start Dataset entries

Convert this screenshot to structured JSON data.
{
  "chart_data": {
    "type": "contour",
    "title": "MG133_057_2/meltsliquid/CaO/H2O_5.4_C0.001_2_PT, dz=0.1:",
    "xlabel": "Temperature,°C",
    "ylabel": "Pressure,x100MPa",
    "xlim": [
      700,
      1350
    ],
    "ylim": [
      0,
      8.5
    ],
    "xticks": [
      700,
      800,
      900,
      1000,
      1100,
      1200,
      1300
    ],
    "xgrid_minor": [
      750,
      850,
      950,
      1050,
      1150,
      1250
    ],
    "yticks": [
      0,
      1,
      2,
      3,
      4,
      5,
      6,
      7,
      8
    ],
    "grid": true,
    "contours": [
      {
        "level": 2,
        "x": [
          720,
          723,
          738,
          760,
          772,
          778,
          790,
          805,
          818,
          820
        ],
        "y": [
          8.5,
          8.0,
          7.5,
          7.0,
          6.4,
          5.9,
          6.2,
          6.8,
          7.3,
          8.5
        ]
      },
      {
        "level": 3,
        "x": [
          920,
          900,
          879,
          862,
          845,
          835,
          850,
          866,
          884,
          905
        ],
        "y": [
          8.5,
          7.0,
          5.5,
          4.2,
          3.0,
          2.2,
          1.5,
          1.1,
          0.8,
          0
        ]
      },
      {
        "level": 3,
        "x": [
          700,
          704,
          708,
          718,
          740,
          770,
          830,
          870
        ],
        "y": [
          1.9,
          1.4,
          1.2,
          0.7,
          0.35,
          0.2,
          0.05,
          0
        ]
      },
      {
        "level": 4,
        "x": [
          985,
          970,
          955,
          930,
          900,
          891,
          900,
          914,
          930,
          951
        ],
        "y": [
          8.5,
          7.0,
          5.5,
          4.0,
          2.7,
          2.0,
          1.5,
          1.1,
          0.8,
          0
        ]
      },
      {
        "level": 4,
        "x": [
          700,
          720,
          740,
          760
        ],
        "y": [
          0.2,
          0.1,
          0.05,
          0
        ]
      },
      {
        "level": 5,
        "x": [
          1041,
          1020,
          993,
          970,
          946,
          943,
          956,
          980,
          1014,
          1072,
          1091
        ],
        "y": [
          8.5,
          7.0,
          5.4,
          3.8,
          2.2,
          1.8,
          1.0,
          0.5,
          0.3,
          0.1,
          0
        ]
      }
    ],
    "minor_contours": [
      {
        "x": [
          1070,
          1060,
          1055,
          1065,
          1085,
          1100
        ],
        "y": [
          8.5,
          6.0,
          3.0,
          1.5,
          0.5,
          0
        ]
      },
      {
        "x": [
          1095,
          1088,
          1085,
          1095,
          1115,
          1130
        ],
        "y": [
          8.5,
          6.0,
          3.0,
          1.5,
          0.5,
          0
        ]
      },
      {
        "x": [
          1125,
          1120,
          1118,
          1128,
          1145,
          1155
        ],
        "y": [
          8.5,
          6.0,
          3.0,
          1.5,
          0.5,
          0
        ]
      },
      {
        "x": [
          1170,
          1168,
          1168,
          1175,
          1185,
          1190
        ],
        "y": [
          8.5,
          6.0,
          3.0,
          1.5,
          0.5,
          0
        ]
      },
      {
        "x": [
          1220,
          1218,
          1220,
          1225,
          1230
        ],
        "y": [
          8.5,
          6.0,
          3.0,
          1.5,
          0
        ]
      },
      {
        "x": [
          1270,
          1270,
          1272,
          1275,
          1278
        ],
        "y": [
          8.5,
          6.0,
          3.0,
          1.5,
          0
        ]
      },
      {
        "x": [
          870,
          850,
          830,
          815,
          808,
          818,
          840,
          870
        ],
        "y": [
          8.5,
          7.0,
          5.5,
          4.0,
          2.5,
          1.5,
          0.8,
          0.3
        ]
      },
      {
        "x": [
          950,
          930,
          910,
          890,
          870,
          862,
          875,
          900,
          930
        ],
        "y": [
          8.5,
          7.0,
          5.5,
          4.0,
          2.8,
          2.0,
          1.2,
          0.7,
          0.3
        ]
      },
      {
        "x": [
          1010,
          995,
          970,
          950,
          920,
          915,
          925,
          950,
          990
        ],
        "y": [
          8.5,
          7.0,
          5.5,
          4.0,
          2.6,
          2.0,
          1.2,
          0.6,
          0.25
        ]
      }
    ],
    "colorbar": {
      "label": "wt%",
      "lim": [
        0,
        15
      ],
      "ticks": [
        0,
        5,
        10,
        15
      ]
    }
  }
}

end Dataset entries

• **What to work on**:
Please set down all the data word for word.

• **Solution to the problem**:
Convert this screenshot to structured JSON data.
{
  "chart_data": {
    "type": "contour",
    "title": "MG133_057_2/meltsliquid/CaO/H2O_5.4_C0.001_2_PT, dz=0.1:",
    "xlabel": "Temperature,°C",
    "ylabel": "Pressure,x100MPa",
    "xlim": [
      700,
      1350
    ],
    "ylim": [
      0,
      8.5
    ],
    "xticks": [
      700,
      800,
      900,
      1000,
      1100,
      1200,
      1300
    ],
    "xgrid_minor": [
      750,
      850,
      950,
      1050,
      1150,
      1250
    ],
    "yticks": [
      0,
      1,
      2,
      3,
      4,
      5,
      6,
      7,
      8
    ],
    "grid": true,
    "contours": [
      {
        "level": 2,
        "x": [
          720,
          723,
          738,
          760,
          772,
          778,
          790,
          805,
          818,
          820
        ],
        "y": [
          8.5,
          8.0,
          7.5,
          7.0,
          6.4,
          5.9,
          6.2,
          6.8,
          7.3,
          8.5
        ]
      },
      {
        "level": 3,
        "x": [
          920,
          900,
          879,
          862,
          845,
          835,
          850,
          866,
          884,
          905
        ],
        "y": [
          8.5,
          7.0,
          5.5,
          4.2,
          3.0,
          2.2,
          1.5,
          1.1,
          0.8,
          0
        ]
      },
      {
        "level": 3,
        "x": [
          700,
          704,
          708,
          718,
          740,
          770,
          830,
          870
        ],
        "y": [
          1.9,
          1.4,
          1.2,
          0.7,
          0.35,
          0.2,
          0.05,
          0
        ]
      },
      {
        "level": 4,
        "x": [
          985,
          970,
          955,
          930,
          900,
          891,
          900,
          914,
          930,
          951
        ],
        "y": [
          8.5,
          7.0,
          5.5,
          4.0,
          2.7,
          2.0,
          1.5,
          1.1,
          0.8,
          0
        ]
      },
      {
        "level": 4,
        "x": [
          700,
          720,
          740,
          760
        ],
        "y": [
          0.2,
          0.1,
          0.05,
          0
        ]
      },
      {
        "level": 5,
        "x": [
          1041,
          1020,
          993,
          970,
          946,
          943,
          956,
          980,
          1014,
          1072,
          1091
        ],
        "y": [
          8.5,
          7.0,
          5.4,
          3.8,
          2.2,
          1.8,
          1.0,
          0.5,
          0.3,
          0.1,
          0
        ]
      }
    ],
    "minor_contours": [
      {
        "x": [
          1070,
          1060,
          1055,
          1065,
          1085,
          1100
        ],
        "y": [
          8.5,
          6.0,
          3.0,
          1.5,
          0.5,
          0
        ]
      },
      {
        "x": [
          1095,
          1088,
          1085,
          1095,
          1115,
          1130
        ],
        "y": [
          8.5,
          6.0,
          3.0,
          1.5,
          0.5,
          0
        ]
      },
      {
        "x": [
          1125,
          1120,
          1118,
          1128,
          1145,
          1155
        ],
        "y": [
          8.5,
          6.0,
          3.0,
          1.5,
          0.5,
          0
        ]
      },
      {
        "x": [
          1170,
          1168,
          1168,
          1175,
          1185,
          1190
        ],
        "y": [
          8.5,
          6.0,
          3.0,
          1.5,
          0.5,
          0
        ]
      },
      {
        "x": [
          1220,
          1218,
          1220,
          1225,
          1230
        ],
        "y": [
          8.5,
          6.0,
          3.0,
          1.5,
          0
        ]
      },
      {
        "x": [
          1270,
          1270,
          1272,
          1275,
          1278
        ],
        "y": [
          8.5,
          6.0,
          3.0,
          1.5,
          0
        ]
      },
      {
        "x": [
          870,
          850,
          830,
          815,
          808,
          818,
          840,
          870
        ],
        "y": [
          8.5,
          7.0,
          5.5,
          4.0,
          2.5,
          1.5,
          0.8,
          0.3
        ]
      },
      {
        "x": [
          950,
          930,
          910,
          890,
          870,
          862,
          875,
          900,
          930
        ],
        "y": [
          8.5,
          7.0,
          5.5,
          4.0,
          2.8,
          2.0,
          1.2,
          0.7,
          0.3
        ]
      },
      {
        "x": [
          1010,
          995,
          970,
          950,
          920,
          915,
          925,
          950,
          990
        ],
        "y": [
          8.5,
          7.0,
          5.5,
          4.0,
          2.6,
          2.0,
          1.2,
          0.6,
          0.25
        ]
      }
    ],
    "colorbar": {
      "label": "wt%",
      "lim": [
        0,
        15
      ],
      "ticks": [
        0,
        5,
        10,
        15
      ]
    }
  }
}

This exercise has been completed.